» YOUR GOAL: Find the lines below that contain the string "High". Copy each one.

————

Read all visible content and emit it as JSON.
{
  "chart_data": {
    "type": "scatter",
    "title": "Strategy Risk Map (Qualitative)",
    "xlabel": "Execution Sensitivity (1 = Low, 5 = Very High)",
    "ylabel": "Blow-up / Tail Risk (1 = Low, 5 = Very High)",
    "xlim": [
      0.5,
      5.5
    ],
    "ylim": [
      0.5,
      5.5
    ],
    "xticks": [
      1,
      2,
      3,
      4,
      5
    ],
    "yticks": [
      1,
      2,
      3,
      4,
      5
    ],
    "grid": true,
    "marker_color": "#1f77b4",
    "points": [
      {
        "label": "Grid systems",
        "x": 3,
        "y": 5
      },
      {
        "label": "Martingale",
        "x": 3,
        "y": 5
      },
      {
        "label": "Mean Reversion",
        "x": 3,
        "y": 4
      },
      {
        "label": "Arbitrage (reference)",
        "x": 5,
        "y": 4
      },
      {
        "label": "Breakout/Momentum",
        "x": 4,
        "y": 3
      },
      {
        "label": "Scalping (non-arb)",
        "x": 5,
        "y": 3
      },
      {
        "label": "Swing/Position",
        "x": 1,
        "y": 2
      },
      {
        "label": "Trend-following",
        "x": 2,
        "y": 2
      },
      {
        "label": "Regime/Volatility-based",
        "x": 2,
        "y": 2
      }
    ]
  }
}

————

» FINAL ANSWER:
    "xlabel": "Execution Sensitivity (1 = Low, 5 = Very High)",
    "ylabel": "Blow-up / Tail Risk (1 = Low, 5 = Very High)",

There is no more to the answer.